# TASK DESCRIPTION
Every line of the data must be copied exactly.

# STORED ROWS
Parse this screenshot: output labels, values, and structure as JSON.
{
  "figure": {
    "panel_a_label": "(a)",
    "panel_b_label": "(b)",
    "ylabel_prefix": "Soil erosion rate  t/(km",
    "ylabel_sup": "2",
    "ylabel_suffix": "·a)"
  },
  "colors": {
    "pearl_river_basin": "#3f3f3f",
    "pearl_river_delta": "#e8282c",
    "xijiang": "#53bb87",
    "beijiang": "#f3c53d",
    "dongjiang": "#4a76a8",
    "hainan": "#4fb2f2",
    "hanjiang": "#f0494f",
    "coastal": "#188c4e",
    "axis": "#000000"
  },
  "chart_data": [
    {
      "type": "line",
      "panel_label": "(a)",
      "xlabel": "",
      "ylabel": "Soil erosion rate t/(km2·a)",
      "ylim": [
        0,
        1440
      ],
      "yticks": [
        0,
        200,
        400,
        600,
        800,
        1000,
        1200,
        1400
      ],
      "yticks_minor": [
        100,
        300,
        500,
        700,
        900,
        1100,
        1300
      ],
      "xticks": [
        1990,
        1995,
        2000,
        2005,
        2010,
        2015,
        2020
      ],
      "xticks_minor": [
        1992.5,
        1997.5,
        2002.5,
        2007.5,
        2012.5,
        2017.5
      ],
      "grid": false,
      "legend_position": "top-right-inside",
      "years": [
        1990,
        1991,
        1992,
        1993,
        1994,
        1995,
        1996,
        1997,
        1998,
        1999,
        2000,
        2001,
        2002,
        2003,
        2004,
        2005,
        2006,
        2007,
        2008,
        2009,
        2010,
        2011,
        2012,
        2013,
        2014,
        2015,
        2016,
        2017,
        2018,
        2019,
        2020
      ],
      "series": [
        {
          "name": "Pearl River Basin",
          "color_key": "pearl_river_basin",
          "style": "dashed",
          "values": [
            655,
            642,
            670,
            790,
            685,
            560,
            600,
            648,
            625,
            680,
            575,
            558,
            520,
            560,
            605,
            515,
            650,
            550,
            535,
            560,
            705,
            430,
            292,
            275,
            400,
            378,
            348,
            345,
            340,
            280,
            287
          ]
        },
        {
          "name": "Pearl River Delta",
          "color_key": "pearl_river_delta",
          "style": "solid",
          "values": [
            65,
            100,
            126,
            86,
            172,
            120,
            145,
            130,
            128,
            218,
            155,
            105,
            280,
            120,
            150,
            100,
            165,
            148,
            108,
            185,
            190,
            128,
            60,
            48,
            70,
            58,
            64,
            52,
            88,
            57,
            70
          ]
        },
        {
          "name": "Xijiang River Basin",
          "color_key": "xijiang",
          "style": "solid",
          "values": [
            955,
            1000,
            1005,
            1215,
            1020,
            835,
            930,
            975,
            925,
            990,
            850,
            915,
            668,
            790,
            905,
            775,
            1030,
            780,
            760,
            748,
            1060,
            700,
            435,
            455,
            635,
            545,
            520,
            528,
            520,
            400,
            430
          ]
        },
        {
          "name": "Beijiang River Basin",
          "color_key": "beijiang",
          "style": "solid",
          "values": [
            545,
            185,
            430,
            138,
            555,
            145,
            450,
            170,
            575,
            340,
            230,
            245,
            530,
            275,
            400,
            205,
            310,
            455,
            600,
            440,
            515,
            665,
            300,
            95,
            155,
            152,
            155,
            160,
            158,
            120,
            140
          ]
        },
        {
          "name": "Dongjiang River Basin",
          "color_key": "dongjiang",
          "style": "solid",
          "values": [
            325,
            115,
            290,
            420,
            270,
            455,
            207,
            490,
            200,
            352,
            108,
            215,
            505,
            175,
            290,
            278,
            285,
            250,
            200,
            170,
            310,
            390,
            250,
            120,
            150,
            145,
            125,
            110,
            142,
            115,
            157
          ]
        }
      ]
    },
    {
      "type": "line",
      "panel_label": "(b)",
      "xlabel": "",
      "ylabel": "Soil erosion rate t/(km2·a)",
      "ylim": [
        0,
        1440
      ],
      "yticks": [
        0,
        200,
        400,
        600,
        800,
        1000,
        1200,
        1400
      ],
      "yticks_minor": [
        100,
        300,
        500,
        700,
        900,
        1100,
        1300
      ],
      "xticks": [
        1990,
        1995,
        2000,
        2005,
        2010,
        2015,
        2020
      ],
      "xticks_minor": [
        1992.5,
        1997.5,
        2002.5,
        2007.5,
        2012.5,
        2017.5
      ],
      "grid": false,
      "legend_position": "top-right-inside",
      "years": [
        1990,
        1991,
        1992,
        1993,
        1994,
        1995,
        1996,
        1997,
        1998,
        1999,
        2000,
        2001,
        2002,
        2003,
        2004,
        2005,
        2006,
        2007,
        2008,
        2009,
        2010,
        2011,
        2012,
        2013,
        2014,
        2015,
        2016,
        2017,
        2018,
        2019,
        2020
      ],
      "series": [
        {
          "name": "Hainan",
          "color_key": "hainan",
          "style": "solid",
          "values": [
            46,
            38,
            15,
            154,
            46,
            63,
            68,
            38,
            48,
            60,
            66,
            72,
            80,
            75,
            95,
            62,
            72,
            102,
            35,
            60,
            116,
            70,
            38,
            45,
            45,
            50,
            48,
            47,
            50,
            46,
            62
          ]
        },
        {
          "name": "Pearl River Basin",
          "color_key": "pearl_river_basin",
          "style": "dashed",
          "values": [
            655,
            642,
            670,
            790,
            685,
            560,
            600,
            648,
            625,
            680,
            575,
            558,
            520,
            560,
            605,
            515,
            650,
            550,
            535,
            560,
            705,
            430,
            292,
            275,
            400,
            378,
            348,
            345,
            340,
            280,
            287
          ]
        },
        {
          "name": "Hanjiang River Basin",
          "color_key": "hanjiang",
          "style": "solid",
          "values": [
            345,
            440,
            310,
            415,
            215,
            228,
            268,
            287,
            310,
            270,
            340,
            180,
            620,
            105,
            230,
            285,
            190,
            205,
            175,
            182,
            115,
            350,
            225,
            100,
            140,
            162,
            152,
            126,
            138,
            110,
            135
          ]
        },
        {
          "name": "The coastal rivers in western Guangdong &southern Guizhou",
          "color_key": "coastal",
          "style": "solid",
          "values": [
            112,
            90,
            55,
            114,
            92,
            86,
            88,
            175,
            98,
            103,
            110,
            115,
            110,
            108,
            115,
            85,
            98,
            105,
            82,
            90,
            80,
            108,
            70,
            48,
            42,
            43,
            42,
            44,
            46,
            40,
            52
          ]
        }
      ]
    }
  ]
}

# RESULT OF THE TASK
Parse this screenshot: output labels, values, and structure as JSON.
{
  "figure": {
    "panel_a_label": "(a)",
    "panel_b_label": "(b)",
    "ylabel_prefix": "Soil erosion rate  t/(km",
    "ylabel_sup": "2",
    "ylabel_suffix": "·a)"
  },
  "colors": {
    "pearl_river_basin": "#3f3f3f",
    "pearl_river_delta": "#e8282c",
    "xijiang": "#53bb87",
    "beijiang": "#f3c53d",
    "dongjiang": "#4a76a8",
    "hainan": "#4fb2f2",
    "hanjiang": "#f0494f",
    "coastal": "#188c4e",
    "axis": "#000000"
  },
  "chart_data": [
    {
      "type": "line",
      "panel_label": "(a)",
      "xlabel": "",
      "ylabel": "Soil erosion rate t/(km2·a)",
      "ylim": [
        0,
        1440
      ],
      "yticks": [
        0,
        200,
        400,
        600,
        800,
        1000,
        1200,
        1400
      ],
      "yticks_minor": [
        100,
        300,
        500,
        700,
        900,
        1100,
        1300
      ],
      "xticks": [
        1990,
        1995,
        2000,
        2005,
        2010,
        2015,
        2020
      ],
      "xticks_minor": [
        1992.5,
        1997.5,
        2002.5,
        2007.5,
        2012.5,
        2017.5
      ],
      "grid": false,
      "legend_position": "top-right-inside",
      "years": [
        1990,
        1991,
        1992,
        1993,
        1994,
        1995,
        1996,
        1997,
        1998,
        1999,
        2000,
        2001,
        2002,
        2003,
        2004,
        2005,
        2006,
        2007,
        2008,
        2009,
        2010,
        2011,
        2012,
        2013,
        2014,
        2015,
        2016,
        2017,
        2018,
        2019,
        2020
      ],
      "series": [
        {
          "name": "Pearl River Basin",
          "color_key": "pearl_river_basin",
          "style": "dashed",
          "values": [
            655,
            642,
            670,
            790,
            685,
            560,
            600,
            648,
            625,
            680,
            575,
            558,
            520,
            560,
            605,
            515,
            650,
            550,
            535,
            560,
            705,
            430,
            292,
            275,
            400,
            378,
            348,
            345,
            340,
            280,
            287
          ]
        },
        {
          "name": "Pearl River Delta",
          "color_key": "pearl_river_delta",
          "style": "solid",
          "values": [
            65,
            100,
            126,
            86,
            172,
            120,
            145,
            130,
            128,
            218,
            155,
            105,
            280,
            120,
            150,
            100,
            165,
            148,
            108,
            185,
            190,
            128,
            60,
            48,
            70,
            58,
            64,
            52,
            88,
            57,
            70
          ]
        },
        {
          "name": "Xijiang River Basin",
          "color_key": "xijiang",
          "style": "solid",
          "values": [
            955,
            1000,
            1005,
            1215,
            1020,
            835,
            930,
            975,
            925,
            990,
            850,
            915,
            668,
            790,
            905,
            775,
            1030,
            780,
            760,
            748,
            1060,
            700,
            435,
            455,
            635,
            545,
            520,
            528,
            520,
            400,
            430
          ]
        },
        {
          "name": "Beijiang River Basin",
          "color_key": "beijiang",
          "style": "solid",
          "values": [
            545,
            185,
            430,
            138,
            555,
            145,
            450,
            170,
            575,
            340,
            230,
            245,
            530,
            275,
            400,
            205,
            310,
            455,
            600,
            440,
            515,
            665,
            300,
            95,
            155,
            152,
            155,
            160,
            158,
            120,
            140
          ]
        },
        {
          "name": "Dongjiang River Basin",
          "color_key": "dongjiang",
          "style": "solid",
          "values": [
            325,
            115,
            290,
            420,
            270,
            455,
            207,
            490,
            200,
            352,
            108,
            215,
            505,
            175,
            290,
            278,
            285,
            250,
            200,
            170,
            310,
            390,
            250,
            120,
            150,
            145,
            125,
            110,
            142,
            115,
            157
          ]
        }
      ]
    },
    {
      "type": "line",
      "panel_label": "(b)",
      "xlabel": "",
      "ylabel": "Soil erosion rate t/(km2·a)",
      "ylim": [
        0,
        1440
      ],
      "yticks": [
        0,
        200,
        400,
        600,
        800,
        1000,
        1200,
        1400
      ],
      "yticks_minor": [
        100,
        300,
        500,
        700,
        900,
        1100,
        1300
      ],
      "xticks": [
        1990,
        1995,
        2000,
        2005,
        2010,
        2015,
        2020
      ],
      "xticks_minor": [
        1992.5,
        1997.5,
        2002.5,
        2007.5,
        2012.5,
        2017.5
      ],
      "grid": false,
      "legend_position": "top-right-inside",
      "years": [
        1990,
        1991,
        1992,
        1993,
        1994,
        1995,
        1996,
        1997,
        1998,
        1999,
        2000,
        2001,
        2002,
        2003,
        2004,
        2005,
        2006,
        2007,
        2008,
        2009,
        2010,
        2011,
        2012,
        2013,
        2014,
        2015,
        2016,
        2017,
        2018,
        2019,
        2020
      ],
      "series": [
        {
          "name": "Hainan",
          "color_key": "hainan",
          "style": "solid",
          "values": [
            46,
            38,
            15,
            154,
            46,
            63,
            68,
            38,
            48,
            60,
            66,
            72,
            80,
            75,
            95,
            62,
            72,
            102,
            35,
            60,
            116,
            70,
            38,
            45,
            45,
            50,
            48,
            47,
            50,
            46,
            62
          ]
        },
        {
          "name": "Pearl River Basin",
          "color_key": "pearl_river_basin",
          "style": "dashed",
          "values": [
            655,
            642,
            670,
            790,
            685,
            560,
            600,
            648,
            625,
            680,
            575,
            558,
            520,
            560,
            605,
            515,
            650,
            550,
            535,
            560,
            705,
            430,
            292,
            275,
            400,
            378,
            348,
            345,
            340,
            280,
            287
          ]
        },
        {
          "name": "Hanjiang River Basin",
          "color_key": "hanjiang",
          "style": "solid",
          "values": [
            345,
            440,
            310,
            415,
            215,
            228,
            268,
            287,
            310,
            270,
            340,
            180,
            620,
            105,
            230,
            285,
            190,
            205,
            175,
            182,
            115,
            350,
            225,
            100,
            140,
            162,
            152,
            126,
            138,
            110,
            135
          ]
        },
        {
          "name": "The coastal rivers in western Guangdong &southern Guizhou",
          "color_key": "coastal",
          "style": "solid",
          "values": [
            112,
            90,
            55,
            114,
            92,
            86,
            88,
            175,
            98,
            103,
            110,
            115,
            110,
            108,
            115,
            85,
            98,
            105,
            82,
            90,
            80,
            108,
            70,
            48,
            42,
            43,
            42,
            44,
            46,
            40,
            52
          ]
        }
      ]
    }
  ]
}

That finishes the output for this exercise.